"""

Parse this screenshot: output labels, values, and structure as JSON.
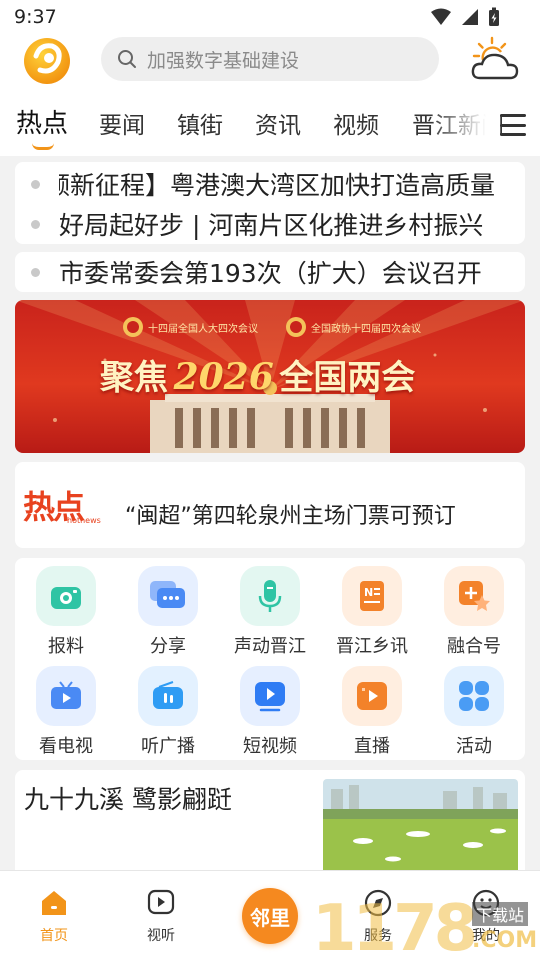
{
  "status_bar": {
    "time": "9:37"
  },
  "search": {
    "placeholder": "加强数字基础建设"
  },
  "tabs": [
    {
      "label": "热点",
      "active": true
    },
    {
      "label": "要闻"
    },
    {
      "label": "镇街"
    },
    {
      "label": "资讯"
    },
    {
      "label": "视频"
    },
    {
      "label": "晋江新闻"
    }
  ],
  "ticker": [
    "领新征程】粤港澳大湾区加快打造高质量",
    "好局起好步 | 河南片区化推进乡村振兴",
    "市委常委会第193次（扩大）会议召开"
  ],
  "banner": {
    "left_emblem_text": "十四届全国人大四次会议",
    "right_emblem_text": "全国政协十四届四次会议",
    "title_part1": "聚焦",
    "title_year": "2026",
    "title_part2": "全国两会"
  },
  "hot_news": {
    "brand_cn": "热点",
    "brand_en": "hotnews",
    "headline": "“闽超”第四轮泉州主场门票可预订"
  },
  "services": [
    {
      "label": "报料",
      "icon": "camera-icon",
      "color": "#2fc4a4"
    },
    {
      "label": "分享",
      "icon": "chat-bubble-icon",
      "color": "#4a8af4"
    },
    {
      "label": "声动晋江",
      "icon": "microphone-icon",
      "color": "#2fc4a4"
    },
    {
      "label": "晋江乡讯",
      "icon": "newspaper-icon",
      "color": "#f3822a"
    },
    {
      "label": "融合号",
      "icon": "star-plus-icon",
      "color": "#f3822a"
    },
    {
      "label": "看电视",
      "icon": "tv-icon",
      "color": "#4a8af4"
    },
    {
      "label": "听广播",
      "icon": "radio-icon",
      "color": "#2f9cf4"
    },
    {
      "label": "短视频",
      "icon": "video-play-icon",
      "color": "#2f7cf4"
    },
    {
      "label": "直播",
      "icon": "live-icon",
      "color": "#f3822a"
    },
    {
      "label": "活动",
      "icon": "grid-icon",
      "color": "#4a9cf4"
    }
  ],
  "article": {
    "title": "九十九溪 鹭影翩跹"
  },
  "bottom_nav": [
    {
      "label": "首页",
      "active": true
    },
    {
      "label": "视听"
    },
    {
      "label": "邻里",
      "center": true
    },
    {
      "label": "服务"
    },
    {
      "label": "我的"
    }
  ],
  "watermark": {
    "number": "1178",
    "site": "下载站",
    "suffix": ".COM"
  },
  "colors": {
    "accent": "#f29419",
    "banner_red": "#d42b1e"
  }
}
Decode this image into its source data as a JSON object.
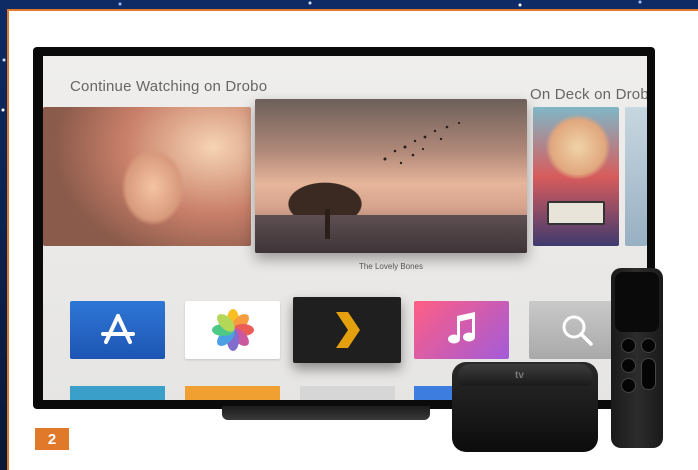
{
  "screen": {
    "continue_title": "Continue Watching on Drobo",
    "ondeck_title": "On Deck on Drob",
    "featured_caption": "The Lovely Bones"
  },
  "apps": [
    {
      "name": "App Store",
      "icon": "app-store-icon",
      "color": "#2f77d6"
    },
    {
      "name": "Photos",
      "icon": "photos-icon",
      "color": "#ffffff"
    },
    {
      "name": "Plex",
      "icon": "plex-chevron-icon",
      "color": "#e5a00d"
    },
    {
      "name": "Music",
      "icon": "music-note-icon",
      "color": "#ff5e84"
    },
    {
      "name": "Search",
      "icon": "search-icon",
      "color": "#bcbcbc"
    }
  ],
  "device": {
    "logo_text": "tv"
  },
  "figure_badge": "2",
  "colors": {
    "accent": "#e07a2a"
  }
}
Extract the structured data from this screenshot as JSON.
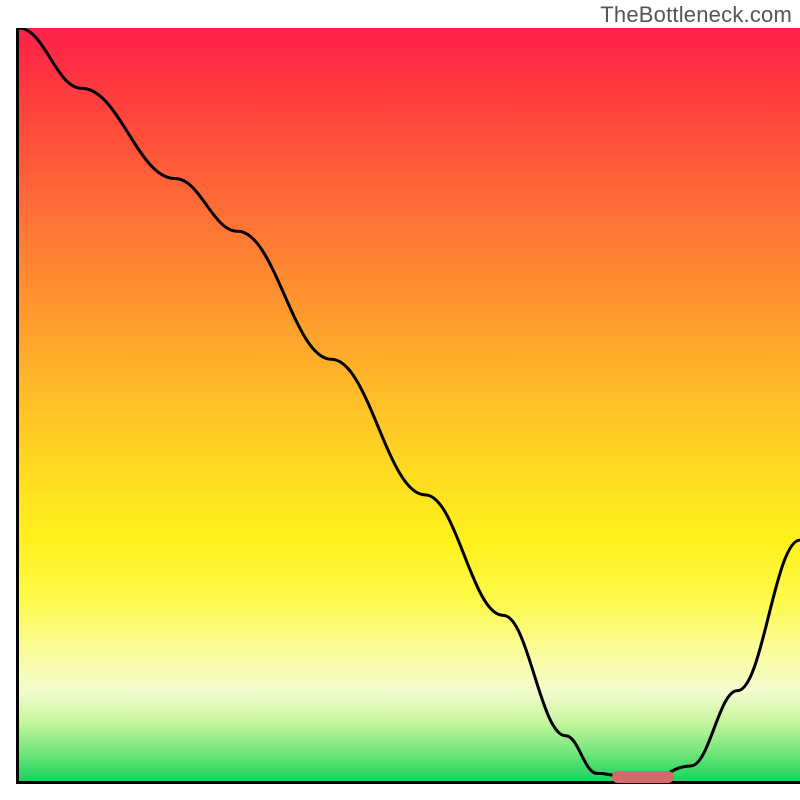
{
  "watermark": "TheBottleneck.com",
  "chart_data": {
    "type": "line",
    "title": "",
    "xlabel": "",
    "ylabel": "",
    "xlim": [
      0,
      100
    ],
    "ylim": [
      0,
      100
    ],
    "x": [
      0,
      8,
      20,
      28,
      40,
      52,
      62,
      70,
      74,
      80,
      86,
      92,
      100
    ],
    "values": [
      100,
      92,
      80,
      73,
      56,
      38,
      22,
      6,
      1,
      0,
      2,
      12,
      32
    ],
    "annotations": [
      {
        "type": "marker",
        "x_start": 76,
        "x_end": 84,
        "y": 0.5,
        "color": "#d46a6a"
      }
    ],
    "background": "vertical-gradient-red-to-green"
  },
  "colors": {
    "axis": "#000000",
    "curve": "#000000",
    "marker": "#d46a6a",
    "watermark_text": "#555555"
  }
}
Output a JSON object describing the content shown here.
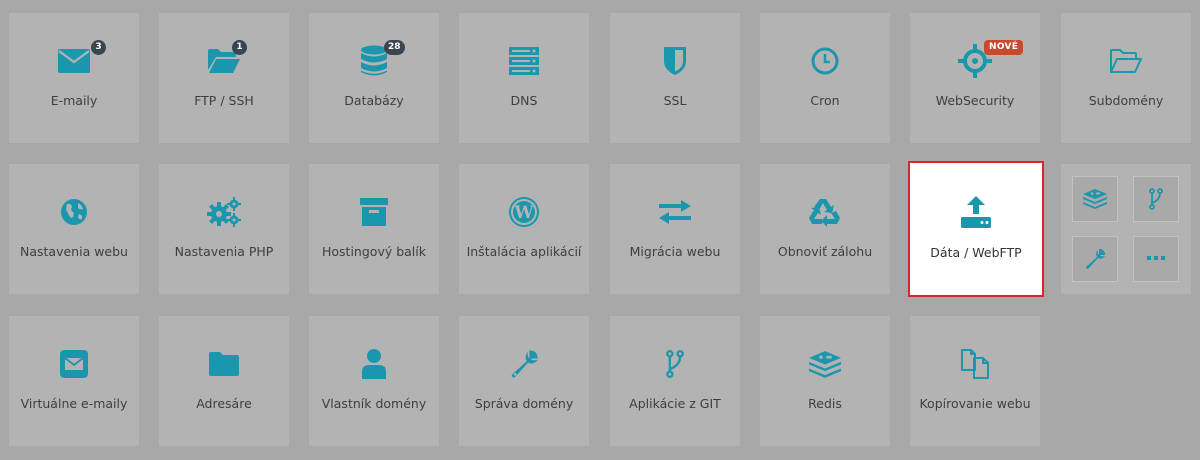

"""

### Stated exercise
Print the records word for word and exclude any picture they hold.

### Task result
Parse this screenshot: output labels, values, and structure as JSON.
{
  "status_bar": {
    "time": "9:37"
  },
  "search": {
    "placeholder": "加强数字基础建设"
  },
  "tabs": [
    {
      "label": "热点",
      "active": true
    },
    {
      "label": "要闻"
    },
    {
      "label": "镇街"
    },
    {
      "label": "资讯"
    },
    {
      "label": "视频"
    },
    {
      "label": "晋江新闻"
    }
  ],
  "ticker": [
    "领新征程】粤港澳大湾区加快打造高质量",
    "好局起好步 | 河南片区化推进乡村振兴",
    "市委常委会第193次（扩大）会议召开"
  ],
  "banner": {
    "left_emblem_text": "十四届全国人大四次会议",
    "right_emblem_text": "全国政协十四届四次会议",
    "title_part1": "聚焦",
    "title_year": "2026",
    "title_part2": "全国两会"
  },
  "hot_news": {
    "brand_cn": "热点",
    "brand_en": "hotnews",
    "headline": "“闽超”第四轮泉州主场门票可预订"
  },
  "services": [
    {
      "label": "报料",
      "icon": "camera-icon",
      "color": "#2fc4a4"
    },
    {
      "label": "分享",
      "icon": "chat-bubble-icon",
      "color": "#4a8af4"
    },
    {
      "label": "声动晋江",
      "icon": "microphone-icon",
      "color": "#2fc4a4"
    },
    {
      "label": "晋江乡讯",
      "icon": "newspaper-icon",
      "color": "#f3822a"
    },
    {
      "label": "融合号",
      "icon": "star-plus-icon",
      "color": "#f3822a"
    },
    {
      "label": "看电视",
      "icon": "tv-icon",
      "color": "#4a8af4"
    },
    {
      "label": "听广播",
      "icon": "radio-icon",
      "color": "#2f9cf4"
    },
    {
      "label": "短视频",
      "icon": "video-play-icon",
      "color": "#2f7cf4"
    },
    {
      "label": "直播",
      "icon": "live-icon",
      "color": "#f3822a"
    },
    {
      "label": "活动",
      "icon": "grid-icon",
      "color": "#4a9cf4"
    }
  ],
  "article": {
    "title": "九十九溪 鹭影翩跹"
  },
  "bottom_nav": [
    {
      "label": "首页",
      "active": true
    },
    {
      "label": "视听"
    },
    {
      "label": "邻里",
      "center": true
    },
    {
      "label": "服务"
    },
    {
      "label": "我的"
    }
  ],
  "watermark": {
    "number": "1178",
    "site": "下载站",
    "suffix": ".COM"
  },
  "colors": {
    "accent": "#f29419",
    "banner_red": "#d42b1e"
  }
}
Decode this image into its source data as a JSON object.
{
  "screen": {
    "continue_title": "Continue Watching on Drobo",
    "ondeck_title": "On Deck on Drob",
    "featured_caption": "The Lovely Bones"
  },
  "apps": [
    {
      "name": "App Store",
      "icon": "app-store-icon",
      "color": "#2f77d6"
    },
    {
      "name": "Photos",
      "icon": "photos-icon",
      "color": "#ffffff"
    },
    {
      "name": "Plex",
      "icon": "plex-chevron-icon",
      "color": "#e5a00d"
    },
    {
      "name": "Music",
      "icon": "music-note-icon",
      "color": "#ff5e84"
    },
    {
      "name": "Search",
      "icon": "search-icon",
      "color": "#bcbcbc"
    }
  ],
  "device": {
    "logo_text": "tv"
  },
  "figure_badge": "2",
  "colors": {
    "accent": "#e07a2a"
  }
}
Extract the structured data from this screenshot as JSON.
{
  "watermark": "TheBottleneck.com",
  "chart_data": {
    "type": "line",
    "title": "",
    "xlabel": "",
    "ylabel": "",
    "xlim": [
      0,
      100
    ],
    "ylim": [
      0,
      100
    ],
    "x": [
      0,
      8,
      20,
      28,
      40,
      52,
      62,
      70,
      74,
      80,
      86,
      92,
      100
    ],
    "values": [
      100,
      92,
      80,
      73,
      56,
      38,
      22,
      6,
      1,
      0,
      2,
      12,
      32
    ],
    "annotations": [
      {
        "type": "marker",
        "x_start": 76,
        "x_end": 84,
        "y": 0.5,
        "color": "#d46a6a"
      }
    ],
    "background": "vertical-gradient-red-to-green"
  },
  "colors": {
    "axis": "#000000",
    "curve": "#000000",
    "marker": "#d46a6a",
    "watermark_text": "#555555"
  }
}
Output a JSON object describing the content shown here.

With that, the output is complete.